**GOAL**
Give every line from the entries that contains "testo".
++++++
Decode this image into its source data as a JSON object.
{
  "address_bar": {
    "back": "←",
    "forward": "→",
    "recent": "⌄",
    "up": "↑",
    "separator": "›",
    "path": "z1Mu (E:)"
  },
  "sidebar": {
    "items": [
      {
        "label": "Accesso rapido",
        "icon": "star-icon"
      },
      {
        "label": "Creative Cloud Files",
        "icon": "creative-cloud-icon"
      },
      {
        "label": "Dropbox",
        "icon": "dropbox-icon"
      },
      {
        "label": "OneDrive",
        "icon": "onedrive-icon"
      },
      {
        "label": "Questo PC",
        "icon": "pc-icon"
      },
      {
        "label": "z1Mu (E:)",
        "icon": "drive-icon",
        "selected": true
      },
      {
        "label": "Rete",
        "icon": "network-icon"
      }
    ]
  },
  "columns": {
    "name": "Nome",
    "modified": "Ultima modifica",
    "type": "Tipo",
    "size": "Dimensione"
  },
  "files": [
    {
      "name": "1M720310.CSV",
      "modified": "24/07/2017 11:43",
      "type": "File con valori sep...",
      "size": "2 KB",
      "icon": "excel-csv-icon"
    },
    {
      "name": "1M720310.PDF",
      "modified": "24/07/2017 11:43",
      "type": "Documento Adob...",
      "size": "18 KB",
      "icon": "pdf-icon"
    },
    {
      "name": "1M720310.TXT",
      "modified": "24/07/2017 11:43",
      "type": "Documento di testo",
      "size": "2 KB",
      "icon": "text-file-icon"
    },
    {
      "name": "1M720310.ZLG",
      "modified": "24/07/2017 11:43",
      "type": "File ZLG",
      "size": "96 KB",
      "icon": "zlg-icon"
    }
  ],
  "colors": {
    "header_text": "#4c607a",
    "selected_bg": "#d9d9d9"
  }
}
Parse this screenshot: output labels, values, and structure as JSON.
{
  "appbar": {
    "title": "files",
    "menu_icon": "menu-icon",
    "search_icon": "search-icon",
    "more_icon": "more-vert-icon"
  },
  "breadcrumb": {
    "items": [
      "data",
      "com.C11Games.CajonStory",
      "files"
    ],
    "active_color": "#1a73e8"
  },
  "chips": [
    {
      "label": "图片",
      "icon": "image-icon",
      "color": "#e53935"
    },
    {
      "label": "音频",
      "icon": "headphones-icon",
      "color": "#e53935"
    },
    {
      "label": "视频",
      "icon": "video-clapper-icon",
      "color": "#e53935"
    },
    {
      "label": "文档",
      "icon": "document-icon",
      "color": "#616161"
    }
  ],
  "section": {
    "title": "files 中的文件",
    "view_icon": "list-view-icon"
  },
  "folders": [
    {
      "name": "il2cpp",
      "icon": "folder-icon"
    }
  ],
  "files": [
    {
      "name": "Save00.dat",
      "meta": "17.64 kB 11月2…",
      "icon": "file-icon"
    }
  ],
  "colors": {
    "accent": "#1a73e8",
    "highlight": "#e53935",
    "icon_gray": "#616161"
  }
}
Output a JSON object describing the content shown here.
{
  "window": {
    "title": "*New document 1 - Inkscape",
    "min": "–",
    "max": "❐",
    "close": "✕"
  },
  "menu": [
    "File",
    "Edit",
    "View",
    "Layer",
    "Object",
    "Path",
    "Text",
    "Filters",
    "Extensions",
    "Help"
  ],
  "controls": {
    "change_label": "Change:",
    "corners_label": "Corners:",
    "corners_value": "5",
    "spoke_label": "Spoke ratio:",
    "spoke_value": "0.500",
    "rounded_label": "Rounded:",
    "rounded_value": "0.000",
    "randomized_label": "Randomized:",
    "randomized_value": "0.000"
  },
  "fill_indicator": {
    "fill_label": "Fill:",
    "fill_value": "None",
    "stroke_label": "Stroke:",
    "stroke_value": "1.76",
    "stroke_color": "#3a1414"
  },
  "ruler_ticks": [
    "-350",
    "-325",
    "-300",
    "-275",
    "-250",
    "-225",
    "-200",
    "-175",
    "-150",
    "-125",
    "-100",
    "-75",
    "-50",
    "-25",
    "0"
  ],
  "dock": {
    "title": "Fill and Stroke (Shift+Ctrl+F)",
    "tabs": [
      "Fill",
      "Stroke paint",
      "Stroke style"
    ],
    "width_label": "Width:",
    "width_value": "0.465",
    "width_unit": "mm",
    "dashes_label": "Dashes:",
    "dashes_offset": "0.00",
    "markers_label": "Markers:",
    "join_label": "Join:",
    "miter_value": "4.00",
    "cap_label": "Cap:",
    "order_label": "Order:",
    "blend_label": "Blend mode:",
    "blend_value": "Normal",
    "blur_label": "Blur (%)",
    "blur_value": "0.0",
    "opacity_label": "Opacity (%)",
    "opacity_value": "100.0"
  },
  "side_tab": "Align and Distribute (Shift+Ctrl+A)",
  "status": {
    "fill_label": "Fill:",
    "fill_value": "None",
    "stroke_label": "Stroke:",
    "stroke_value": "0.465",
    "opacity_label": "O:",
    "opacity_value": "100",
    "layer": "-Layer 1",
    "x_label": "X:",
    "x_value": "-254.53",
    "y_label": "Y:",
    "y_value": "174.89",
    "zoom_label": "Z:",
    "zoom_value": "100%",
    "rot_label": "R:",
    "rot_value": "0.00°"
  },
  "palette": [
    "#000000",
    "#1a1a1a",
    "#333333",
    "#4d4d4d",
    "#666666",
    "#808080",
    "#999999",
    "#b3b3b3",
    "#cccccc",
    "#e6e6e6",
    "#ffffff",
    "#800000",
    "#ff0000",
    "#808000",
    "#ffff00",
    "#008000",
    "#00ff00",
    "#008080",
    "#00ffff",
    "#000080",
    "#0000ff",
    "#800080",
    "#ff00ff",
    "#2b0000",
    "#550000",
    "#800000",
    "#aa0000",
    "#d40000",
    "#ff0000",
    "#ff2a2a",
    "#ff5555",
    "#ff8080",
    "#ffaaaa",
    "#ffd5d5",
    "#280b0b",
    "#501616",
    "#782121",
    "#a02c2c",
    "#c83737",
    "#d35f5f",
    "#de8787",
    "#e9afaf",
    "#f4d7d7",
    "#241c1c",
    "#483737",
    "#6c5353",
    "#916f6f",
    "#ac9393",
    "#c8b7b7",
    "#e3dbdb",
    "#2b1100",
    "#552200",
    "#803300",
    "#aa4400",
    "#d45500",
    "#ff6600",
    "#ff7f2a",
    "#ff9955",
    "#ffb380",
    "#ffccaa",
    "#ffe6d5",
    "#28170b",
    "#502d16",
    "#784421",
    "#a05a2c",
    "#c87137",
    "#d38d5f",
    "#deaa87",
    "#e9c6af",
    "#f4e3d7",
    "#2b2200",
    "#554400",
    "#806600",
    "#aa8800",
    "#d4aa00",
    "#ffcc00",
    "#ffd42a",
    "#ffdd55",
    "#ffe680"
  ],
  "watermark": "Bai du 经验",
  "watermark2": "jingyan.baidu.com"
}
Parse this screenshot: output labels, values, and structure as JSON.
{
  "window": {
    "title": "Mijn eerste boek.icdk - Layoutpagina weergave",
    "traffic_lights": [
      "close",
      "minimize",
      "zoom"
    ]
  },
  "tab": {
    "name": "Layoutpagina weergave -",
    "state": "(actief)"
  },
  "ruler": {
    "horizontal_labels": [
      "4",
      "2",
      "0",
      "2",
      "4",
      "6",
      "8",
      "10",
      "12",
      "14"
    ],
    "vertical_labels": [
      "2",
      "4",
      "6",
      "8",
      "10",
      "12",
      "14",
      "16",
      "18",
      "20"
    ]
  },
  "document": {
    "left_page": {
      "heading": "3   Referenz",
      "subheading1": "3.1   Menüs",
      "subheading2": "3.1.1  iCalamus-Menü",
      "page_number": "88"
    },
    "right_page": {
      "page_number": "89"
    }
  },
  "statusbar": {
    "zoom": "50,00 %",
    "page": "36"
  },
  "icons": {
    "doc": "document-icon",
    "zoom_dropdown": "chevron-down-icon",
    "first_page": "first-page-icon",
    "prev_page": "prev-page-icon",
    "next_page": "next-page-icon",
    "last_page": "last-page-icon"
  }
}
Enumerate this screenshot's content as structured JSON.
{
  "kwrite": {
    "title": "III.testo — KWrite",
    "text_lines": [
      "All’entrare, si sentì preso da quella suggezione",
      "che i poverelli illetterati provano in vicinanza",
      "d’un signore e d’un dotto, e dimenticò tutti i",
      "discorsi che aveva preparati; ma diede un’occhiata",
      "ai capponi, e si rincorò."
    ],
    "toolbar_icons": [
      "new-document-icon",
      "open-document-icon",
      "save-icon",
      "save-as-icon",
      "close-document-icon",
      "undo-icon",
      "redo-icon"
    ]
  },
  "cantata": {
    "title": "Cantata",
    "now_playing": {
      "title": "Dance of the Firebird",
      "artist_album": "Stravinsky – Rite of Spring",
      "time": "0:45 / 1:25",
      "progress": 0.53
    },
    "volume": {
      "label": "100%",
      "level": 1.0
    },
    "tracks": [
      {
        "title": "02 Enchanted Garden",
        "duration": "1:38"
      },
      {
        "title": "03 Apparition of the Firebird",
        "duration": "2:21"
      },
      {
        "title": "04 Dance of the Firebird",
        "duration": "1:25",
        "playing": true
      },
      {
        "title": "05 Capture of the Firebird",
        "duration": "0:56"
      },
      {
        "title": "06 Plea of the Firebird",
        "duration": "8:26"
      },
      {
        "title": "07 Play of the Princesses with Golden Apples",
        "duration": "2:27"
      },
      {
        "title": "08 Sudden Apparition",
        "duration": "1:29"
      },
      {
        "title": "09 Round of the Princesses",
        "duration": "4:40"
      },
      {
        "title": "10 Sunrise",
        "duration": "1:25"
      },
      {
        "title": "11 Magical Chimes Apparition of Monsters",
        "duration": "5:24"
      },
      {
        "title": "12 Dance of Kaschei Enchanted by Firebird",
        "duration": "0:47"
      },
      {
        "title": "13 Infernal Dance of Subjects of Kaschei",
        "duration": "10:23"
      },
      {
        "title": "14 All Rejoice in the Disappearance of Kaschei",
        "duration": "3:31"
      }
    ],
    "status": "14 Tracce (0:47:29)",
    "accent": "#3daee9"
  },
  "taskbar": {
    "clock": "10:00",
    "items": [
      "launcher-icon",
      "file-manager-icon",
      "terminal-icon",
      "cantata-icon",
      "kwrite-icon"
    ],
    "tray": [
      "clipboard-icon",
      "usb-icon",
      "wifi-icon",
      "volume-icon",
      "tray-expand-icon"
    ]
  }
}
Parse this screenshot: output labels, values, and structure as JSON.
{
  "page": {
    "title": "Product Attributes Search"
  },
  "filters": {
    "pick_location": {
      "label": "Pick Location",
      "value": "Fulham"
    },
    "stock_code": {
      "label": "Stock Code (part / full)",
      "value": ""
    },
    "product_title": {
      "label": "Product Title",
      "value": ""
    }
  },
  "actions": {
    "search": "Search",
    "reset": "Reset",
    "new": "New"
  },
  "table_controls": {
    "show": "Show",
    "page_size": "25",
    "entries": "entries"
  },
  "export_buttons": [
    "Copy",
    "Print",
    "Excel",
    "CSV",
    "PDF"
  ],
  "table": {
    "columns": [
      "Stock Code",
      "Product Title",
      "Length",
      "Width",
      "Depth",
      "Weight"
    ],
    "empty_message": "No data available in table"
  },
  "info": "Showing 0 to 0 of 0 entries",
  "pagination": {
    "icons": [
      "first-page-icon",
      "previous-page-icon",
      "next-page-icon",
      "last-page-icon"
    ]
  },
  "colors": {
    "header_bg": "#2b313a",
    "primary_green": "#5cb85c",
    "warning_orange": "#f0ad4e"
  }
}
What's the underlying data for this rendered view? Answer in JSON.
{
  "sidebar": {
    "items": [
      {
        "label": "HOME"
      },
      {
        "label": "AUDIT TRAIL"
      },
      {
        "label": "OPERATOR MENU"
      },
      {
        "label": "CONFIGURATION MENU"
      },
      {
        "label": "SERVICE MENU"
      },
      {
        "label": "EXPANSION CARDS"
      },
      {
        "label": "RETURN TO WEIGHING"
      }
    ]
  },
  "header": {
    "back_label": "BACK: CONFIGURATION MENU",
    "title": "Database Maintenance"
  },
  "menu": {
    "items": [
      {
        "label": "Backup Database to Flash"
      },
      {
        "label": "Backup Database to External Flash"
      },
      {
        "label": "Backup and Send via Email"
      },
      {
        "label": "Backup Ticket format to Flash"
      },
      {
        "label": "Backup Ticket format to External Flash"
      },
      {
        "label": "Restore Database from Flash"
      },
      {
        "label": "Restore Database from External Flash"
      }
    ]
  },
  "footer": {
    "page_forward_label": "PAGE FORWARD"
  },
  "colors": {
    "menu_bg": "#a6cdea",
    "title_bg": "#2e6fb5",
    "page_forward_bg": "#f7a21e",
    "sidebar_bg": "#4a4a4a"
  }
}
++++++
**TASK RESULT**
      "type": "Documento di testo",
    "title": "III.testo — KWrite",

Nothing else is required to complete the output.